YOUR GOAL:
Gather each line of the records where "første" appears.

DATASET ROWS:
###
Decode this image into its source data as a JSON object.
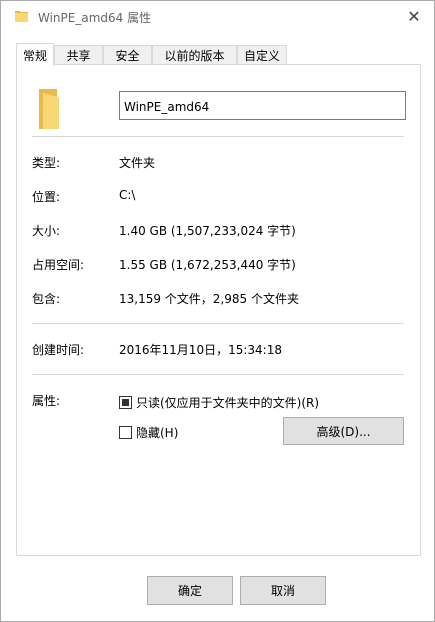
{
  "window": {
    "title": "WinPE_amd64 属性",
    "close_glyph": "✕"
  },
  "tabs": [
    {
      "label": "常规",
      "active": true
    },
    {
      "label": "共享",
      "active": false
    },
    {
      "label": "安全",
      "active": false
    },
    {
      "label": "以前的版本",
      "active": false
    },
    {
      "label": "自定义",
      "active": false
    }
  ],
  "general": {
    "folder_name": "WinPE_amd64",
    "type_label": "类型:",
    "type_value": "文件夹",
    "location_label": "位置:",
    "location_value": "C:\\",
    "size_label": "大小:",
    "size_value": "1.40 GB (1,507,233,024 字节)",
    "size_on_disk_label": "占用空间:",
    "size_on_disk_value": "1.55 GB (1,672,253,440 字节)",
    "contains_label": "包含:",
    "contains_value": "13,159 个文件，2,985 个文件夹",
    "created_label": "创建时间:",
    "created_value": "2016年11月10日，15:34:18",
    "attributes_label": "属性:",
    "readonly_label": "只读(仅应用于文件夹中的文件)(R)",
    "readonly_state": "indeterminate",
    "hidden_label": "隐藏(H)",
    "hidden_state": "unchecked",
    "advanced_button": "高级(D)..."
  },
  "footer": {
    "ok_button": "确定",
    "cancel_button": "取消"
  },
  "colors": {
    "folder_yellow": "#f8d775",
    "folder_shade": "#e9b949",
    "border": "#d9d9d9",
    "button_face": "#e1e1e1"
  }
}
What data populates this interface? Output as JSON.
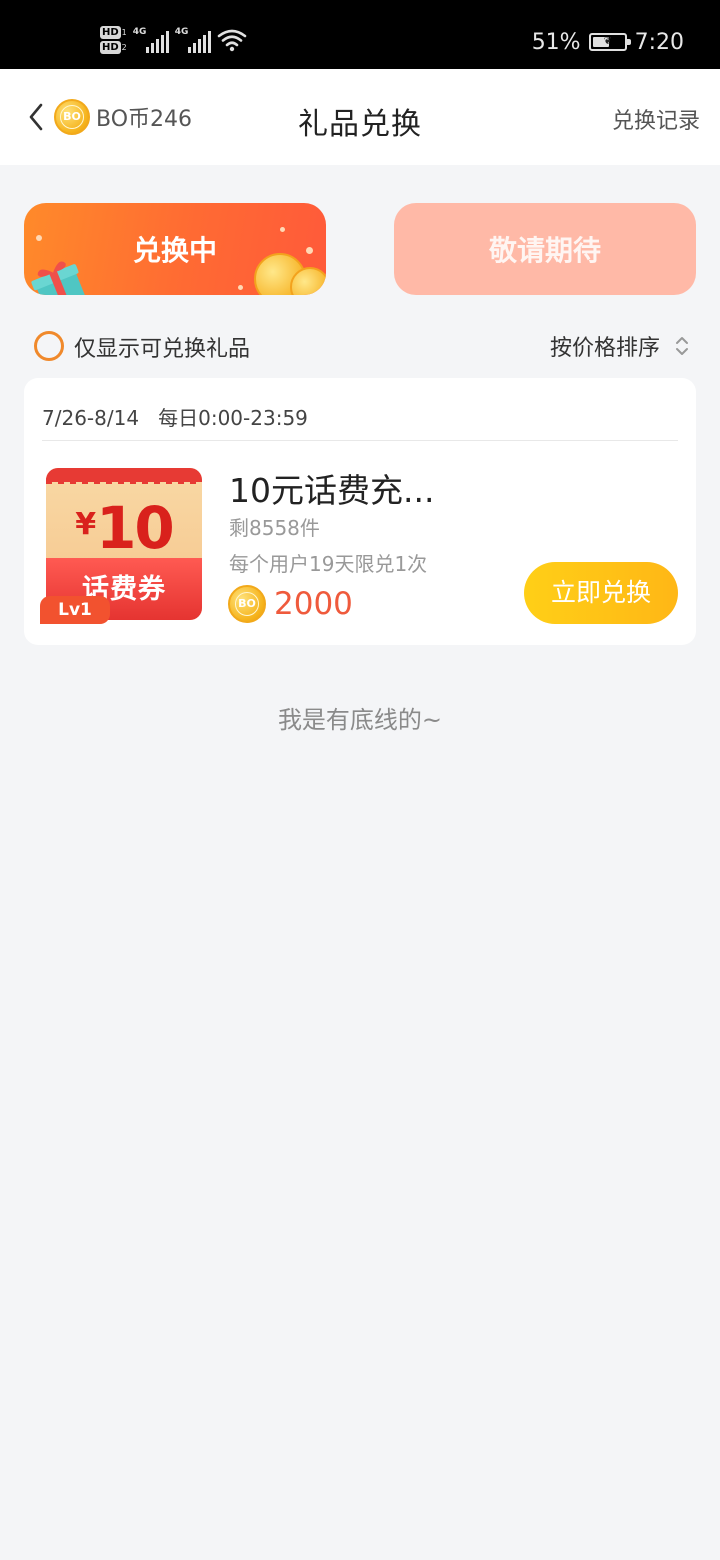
{
  "status_bar": {
    "sim1_badge": "HD",
    "sim1_index": "1",
    "sim2_badge": "HD",
    "sim2_index": "2",
    "sig1_label": "4G",
    "sig2_label": "4G",
    "battery_percent": "51%",
    "time": "7:20"
  },
  "header": {
    "coin_icon_text": "BO",
    "coin_balance": "BO币246",
    "title": "礼品兑换",
    "history_link": "兑换记录"
  },
  "tabs": [
    {
      "label": "兑换中",
      "active": true
    },
    {
      "label": "敬请期待",
      "active": false
    }
  ],
  "filter": {
    "only_available_label": "仅显示可兑换礼品",
    "only_available_checked": false,
    "sort_label": "按价格排序"
  },
  "gift_card": {
    "date_range": "7/26-8/14",
    "daily_time": "每日0:00-23:59",
    "voucher_currency": "¥",
    "voucher_amount": "10",
    "voucher_type": "话费券",
    "level_badge": "Lv1",
    "title": "10元话费充...",
    "stock": "剩8558件",
    "limit": "每个用户19天限兑1次",
    "price_coin_text": "BO",
    "price": "2000",
    "redeem_button": "立即兑换"
  },
  "footer_text": "我是有底线的~",
  "colors": {
    "accent_orange": "#ff6a33",
    "button_yellow": "#ffc316",
    "price_red": "#ef5a3c",
    "background": "#f4f5f7"
  }
}
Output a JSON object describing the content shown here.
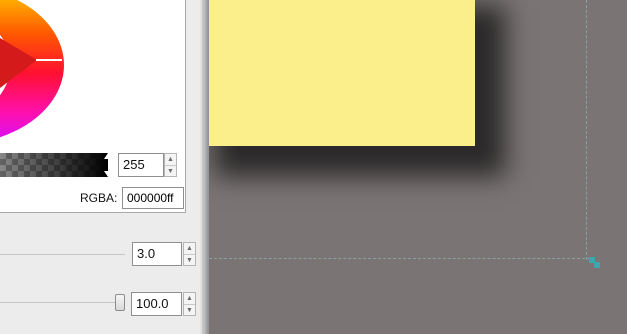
{
  "color_panel": {
    "alpha_value": "255",
    "rgba_label": "RGBA:",
    "rgba_value": "000000ff"
  },
  "properties": {
    "width_value": "3.0",
    "opacity_value": "100.0",
    "opacity_level": 100
  },
  "colors": {
    "note_fill": "#fbef8b",
    "canvas_bg": "#7a7474",
    "guide_handle": "#3ea6ae"
  },
  "icons": {
    "spin_up": "▲",
    "spin_down": "▼"
  }
}
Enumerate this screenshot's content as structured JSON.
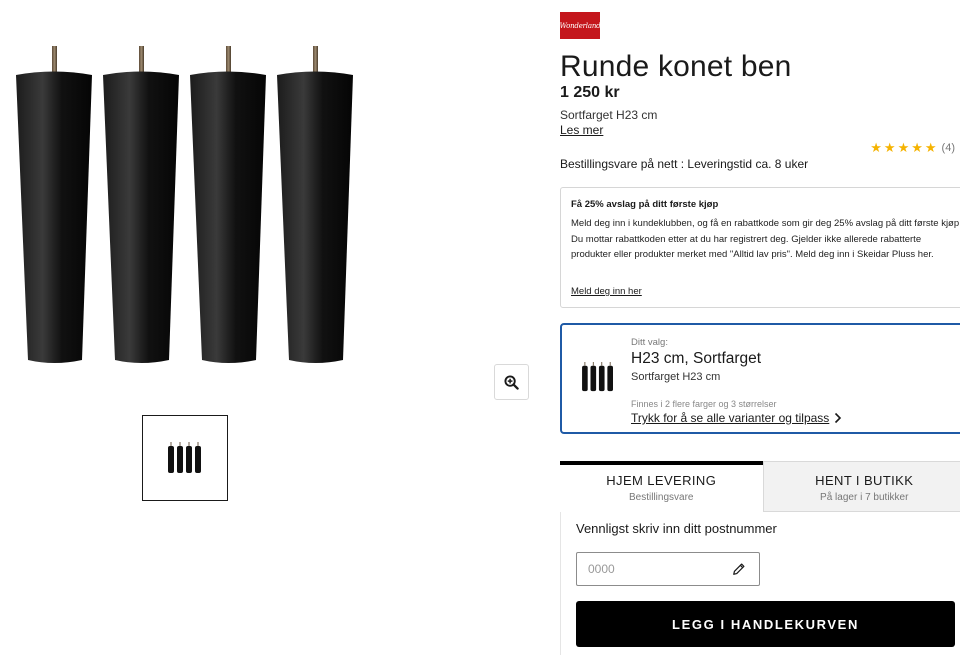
{
  "brand": {
    "logo_text": "Wonderland",
    "accent": "#c4161c"
  },
  "product": {
    "title": "Runde konet ben",
    "price": "1 250 kr",
    "variant": "Sortfarget H23 cm",
    "read_more": "Les mer",
    "rating": {
      "stars": 5,
      "count": "(4)"
    },
    "availability": "Bestillingsvare på nett : Leveringstid ca. 8 uker"
  },
  "promo": {
    "title": "Få 25% avslag på ditt første kjøp",
    "body": "Meld deg inn i kundeklubben, og få en rabattkode som gir deg 25% avslag på ditt første kjøp. Du mottar rabattkoden etter at du har registrert deg. Gjelder ikke allerede rabatterte produkter eller produkter merket med \"Alltid lav pris\". Meld deg inn i Skeidar Pluss her.",
    "link": "Meld deg inn her"
  },
  "choice": {
    "label": "Ditt valg:",
    "value": "H23 cm, Sortfarget",
    "sub": "Sortfarget H23 cm",
    "note": "Finnes i 2 flere farger og 3 størrelser",
    "link": "Trykk for å se alle varianter og tilpass"
  },
  "delivery_tabs": [
    {
      "title": "HJEM LEVERING",
      "sub": "Bestillingsvare",
      "active": true
    },
    {
      "title": "HENT I BUTIKK",
      "sub": "På lager i 7 butikker",
      "active": false
    }
  ],
  "postal": {
    "label": "Vennligst skriv inn ditt postnummer",
    "placeholder": "0000",
    "value": ""
  },
  "add_to_cart": "LEGG I HANDLEKURVEN",
  "icons": {
    "zoom": "zoom-in-icon",
    "pencil": "pencil-icon",
    "chevron": "chevron-right-icon",
    "star": "star-icon"
  },
  "colors": {
    "star": "#f5b301",
    "choice_border": "#1f5aa6",
    "button": "#000000"
  }
}
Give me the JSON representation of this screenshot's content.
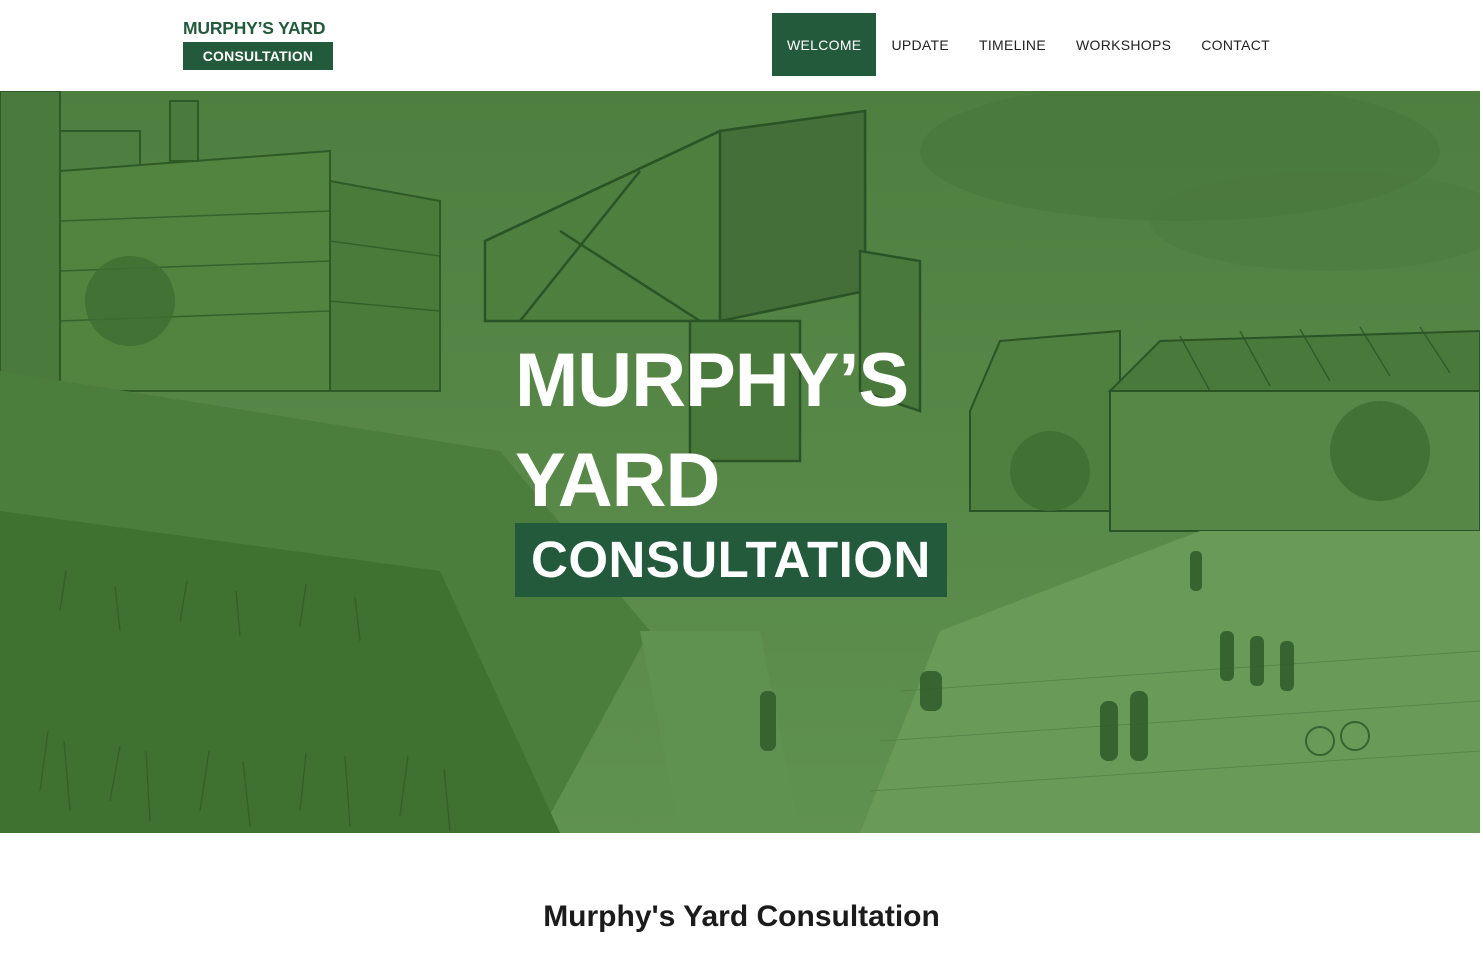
{
  "logo": {
    "title": "MURPHY’S YARD",
    "subtitle": "CONSULTATION"
  },
  "nav": {
    "items": [
      {
        "label": "WELCOME",
        "active": true
      },
      {
        "label": "UPDATE",
        "active": false
      },
      {
        "label": "TIMELINE",
        "active": false
      },
      {
        "label": "WORKSHOPS",
        "active": false
      },
      {
        "label": "CONTACT",
        "active": false
      }
    ]
  },
  "hero": {
    "line1": "MURPHY’S",
    "line2": "YARD",
    "box": "CONSULTATION",
    "image": "green-tinted architectural sketch"
  },
  "content": {
    "title": "Murphy's Yard Consultation"
  },
  "colors": {
    "brand": "#235a3c",
    "hero_tint": "#5a8c48"
  }
}
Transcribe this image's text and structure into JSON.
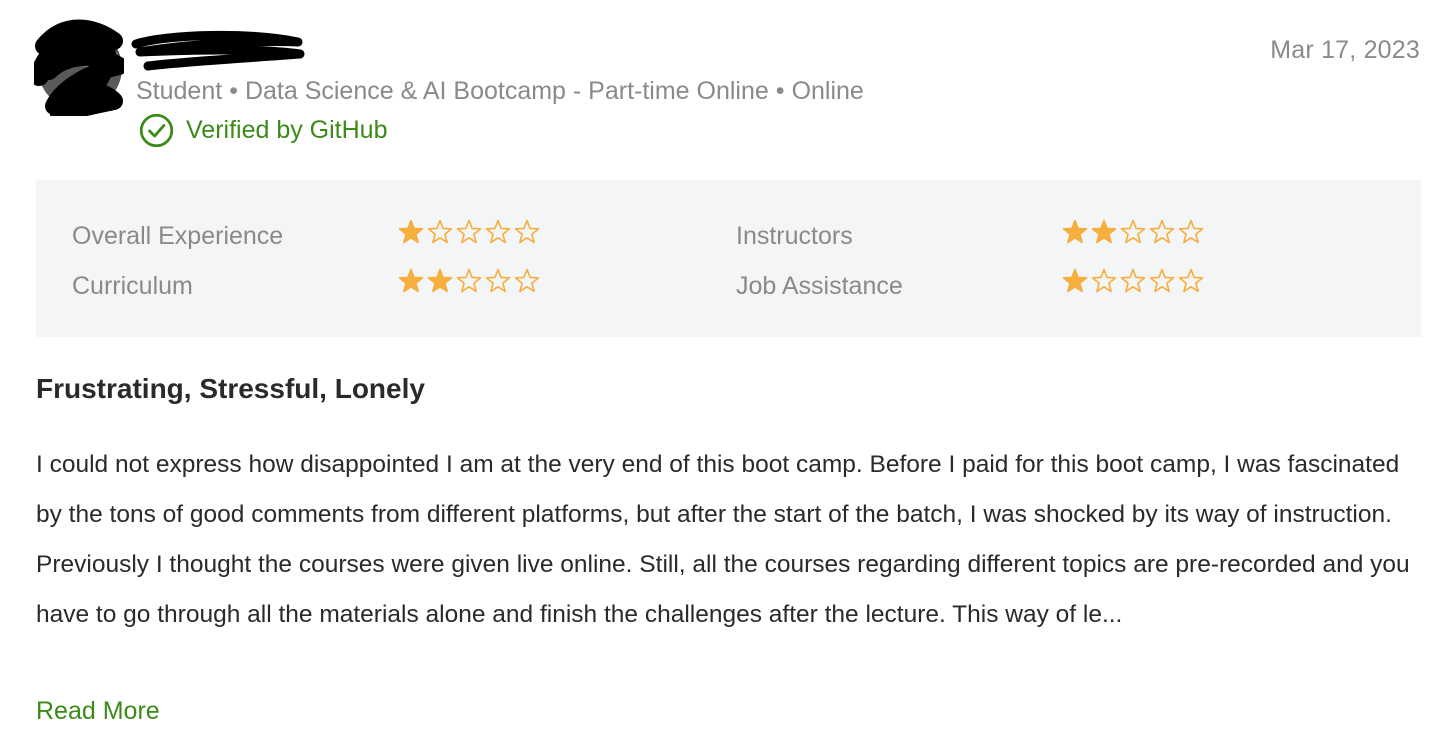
{
  "review": {
    "date": "Mar 17, 2023",
    "reviewer": {
      "role": "Student",
      "program": "Data Science & AI Bootcamp - Part-time Online",
      "location": "Online",
      "separator": "•",
      "verified_text": "Verified by GitHub"
    },
    "ratings": [
      {
        "label": "Overall Experience",
        "stars": 1,
        "max": 5
      },
      {
        "label": "Curriculum",
        "stars": 2,
        "max": 5
      },
      {
        "label": "Instructors",
        "stars": 2,
        "max": 5
      },
      {
        "label": "Job Assistance",
        "stars": 1,
        "max": 5
      }
    ],
    "title": "Frustrating, Stressful, Lonely",
    "body": "I could not express how disappointed I am at the very end of this boot camp. Before I paid for this boot camp, I was fascinated by the tons of good comments from different platforms, but after the start of the batch, I was shocked by its way of instruction. Previously I thought the courses were given live online. Still, all the courses regarding different topics are pre-recorded and you have to go through all the materials alone and finish the challenges after the lecture. This way of le...",
    "read_more_label": "Read More"
  },
  "colors": {
    "star": "#f6ae3c",
    "verified": "#3c8a17",
    "muted_text": "#8a8a8a",
    "panel_bg": "#f4f5f7"
  }
}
###
EXERCISE OUTPUT:
    "title": "Få 25% avslag på ditt første kjøp",
    "body": "Meld deg inn i kundeklubben, og få en rabattkode som gir deg 25% avslag på ditt første kjøp. Du mottar rabattkoden etter at du har registrert deg. Gjelder ikke allerede rabatterte produkter eller produkter merket med \"Alltid lav pris\". Meld deg inn i Skeidar Pluss her.",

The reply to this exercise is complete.